*Exercise objective:* Examine each line of the data. Copy those that contain the string "PORK".
____________________
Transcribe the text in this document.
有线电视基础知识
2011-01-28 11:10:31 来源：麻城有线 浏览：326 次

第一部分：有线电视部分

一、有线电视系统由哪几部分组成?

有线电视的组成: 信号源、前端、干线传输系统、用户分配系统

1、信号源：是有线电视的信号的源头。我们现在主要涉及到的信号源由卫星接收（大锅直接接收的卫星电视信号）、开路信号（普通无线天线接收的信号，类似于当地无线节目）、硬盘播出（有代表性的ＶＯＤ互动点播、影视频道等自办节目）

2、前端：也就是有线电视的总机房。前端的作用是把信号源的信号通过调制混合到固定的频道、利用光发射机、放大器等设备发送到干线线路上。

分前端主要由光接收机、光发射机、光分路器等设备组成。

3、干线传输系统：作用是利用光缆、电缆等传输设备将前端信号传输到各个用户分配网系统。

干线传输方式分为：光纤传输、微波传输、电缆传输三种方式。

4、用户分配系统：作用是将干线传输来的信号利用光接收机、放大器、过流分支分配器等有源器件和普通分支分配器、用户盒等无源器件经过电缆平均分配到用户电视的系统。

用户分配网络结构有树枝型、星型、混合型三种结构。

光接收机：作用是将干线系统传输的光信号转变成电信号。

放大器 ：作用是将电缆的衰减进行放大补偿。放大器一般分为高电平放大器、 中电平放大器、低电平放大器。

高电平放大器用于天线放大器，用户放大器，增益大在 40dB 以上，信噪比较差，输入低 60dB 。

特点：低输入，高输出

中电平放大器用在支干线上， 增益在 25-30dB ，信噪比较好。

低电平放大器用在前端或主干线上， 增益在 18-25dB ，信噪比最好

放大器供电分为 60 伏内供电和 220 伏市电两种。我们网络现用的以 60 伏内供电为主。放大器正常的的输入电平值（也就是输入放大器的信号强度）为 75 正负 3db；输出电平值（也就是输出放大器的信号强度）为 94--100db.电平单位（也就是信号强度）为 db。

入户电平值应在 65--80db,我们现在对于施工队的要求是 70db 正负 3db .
____________________
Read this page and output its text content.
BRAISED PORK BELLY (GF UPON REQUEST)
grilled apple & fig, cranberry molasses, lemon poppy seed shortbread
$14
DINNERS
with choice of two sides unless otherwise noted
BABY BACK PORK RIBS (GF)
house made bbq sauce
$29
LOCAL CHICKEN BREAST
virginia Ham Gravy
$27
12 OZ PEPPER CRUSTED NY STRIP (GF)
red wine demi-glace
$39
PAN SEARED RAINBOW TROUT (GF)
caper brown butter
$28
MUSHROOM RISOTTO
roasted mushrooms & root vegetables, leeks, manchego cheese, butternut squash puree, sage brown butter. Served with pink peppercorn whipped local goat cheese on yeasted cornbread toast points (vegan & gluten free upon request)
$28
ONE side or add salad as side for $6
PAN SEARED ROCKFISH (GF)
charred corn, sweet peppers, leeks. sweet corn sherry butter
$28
____________________
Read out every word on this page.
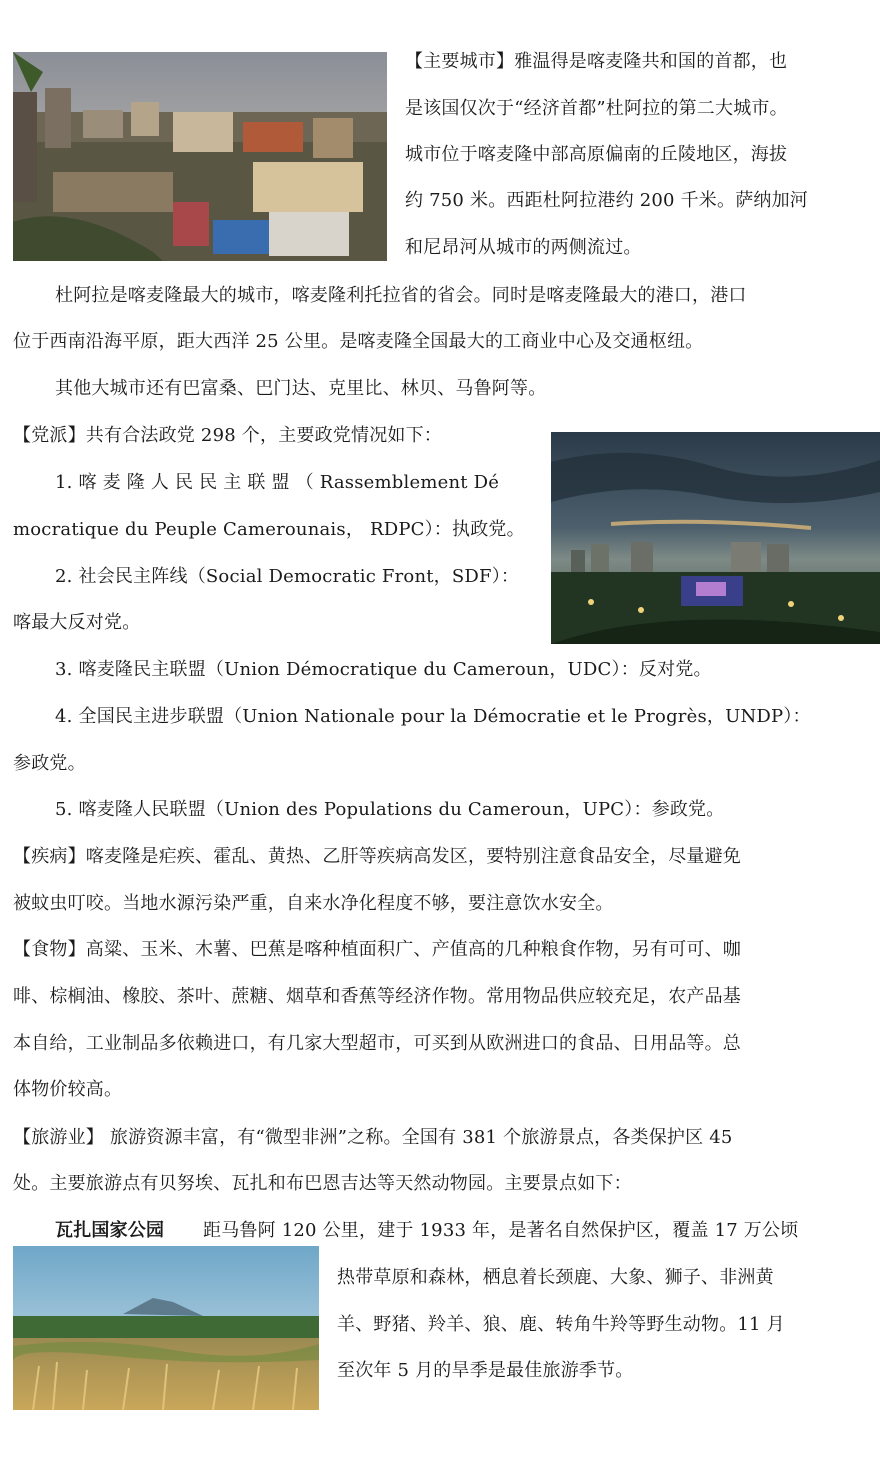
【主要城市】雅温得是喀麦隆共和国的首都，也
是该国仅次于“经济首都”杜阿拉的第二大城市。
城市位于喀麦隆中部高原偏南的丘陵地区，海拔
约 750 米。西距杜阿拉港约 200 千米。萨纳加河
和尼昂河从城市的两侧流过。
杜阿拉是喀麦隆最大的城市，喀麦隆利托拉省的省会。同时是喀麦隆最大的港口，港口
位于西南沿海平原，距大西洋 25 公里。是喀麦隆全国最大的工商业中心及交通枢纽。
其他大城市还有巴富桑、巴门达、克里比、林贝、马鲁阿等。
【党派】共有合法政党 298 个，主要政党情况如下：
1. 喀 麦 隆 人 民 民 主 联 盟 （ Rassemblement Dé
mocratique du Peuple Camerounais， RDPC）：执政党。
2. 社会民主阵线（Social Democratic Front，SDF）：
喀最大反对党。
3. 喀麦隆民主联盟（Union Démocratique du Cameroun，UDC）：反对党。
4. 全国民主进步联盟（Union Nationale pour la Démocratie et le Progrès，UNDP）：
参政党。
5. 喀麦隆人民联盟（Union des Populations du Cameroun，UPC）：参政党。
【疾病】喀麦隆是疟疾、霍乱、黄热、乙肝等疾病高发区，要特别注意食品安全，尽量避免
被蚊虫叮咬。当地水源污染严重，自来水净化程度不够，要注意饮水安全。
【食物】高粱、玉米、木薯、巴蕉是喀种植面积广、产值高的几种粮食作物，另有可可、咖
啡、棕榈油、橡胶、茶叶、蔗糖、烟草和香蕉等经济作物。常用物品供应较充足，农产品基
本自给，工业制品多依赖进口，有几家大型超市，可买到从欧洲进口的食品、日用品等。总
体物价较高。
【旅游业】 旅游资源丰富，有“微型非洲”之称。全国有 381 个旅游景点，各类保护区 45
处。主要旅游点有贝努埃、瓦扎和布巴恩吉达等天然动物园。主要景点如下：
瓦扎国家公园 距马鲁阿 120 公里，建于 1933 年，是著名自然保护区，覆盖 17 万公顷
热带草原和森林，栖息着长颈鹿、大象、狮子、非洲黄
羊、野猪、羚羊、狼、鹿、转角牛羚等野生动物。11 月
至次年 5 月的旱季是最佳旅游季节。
____________________
*Answer to the task:*
BRAISED PORK BELLY (GF UPON REQUEST)
BABY BACK PORK RIBS (GF)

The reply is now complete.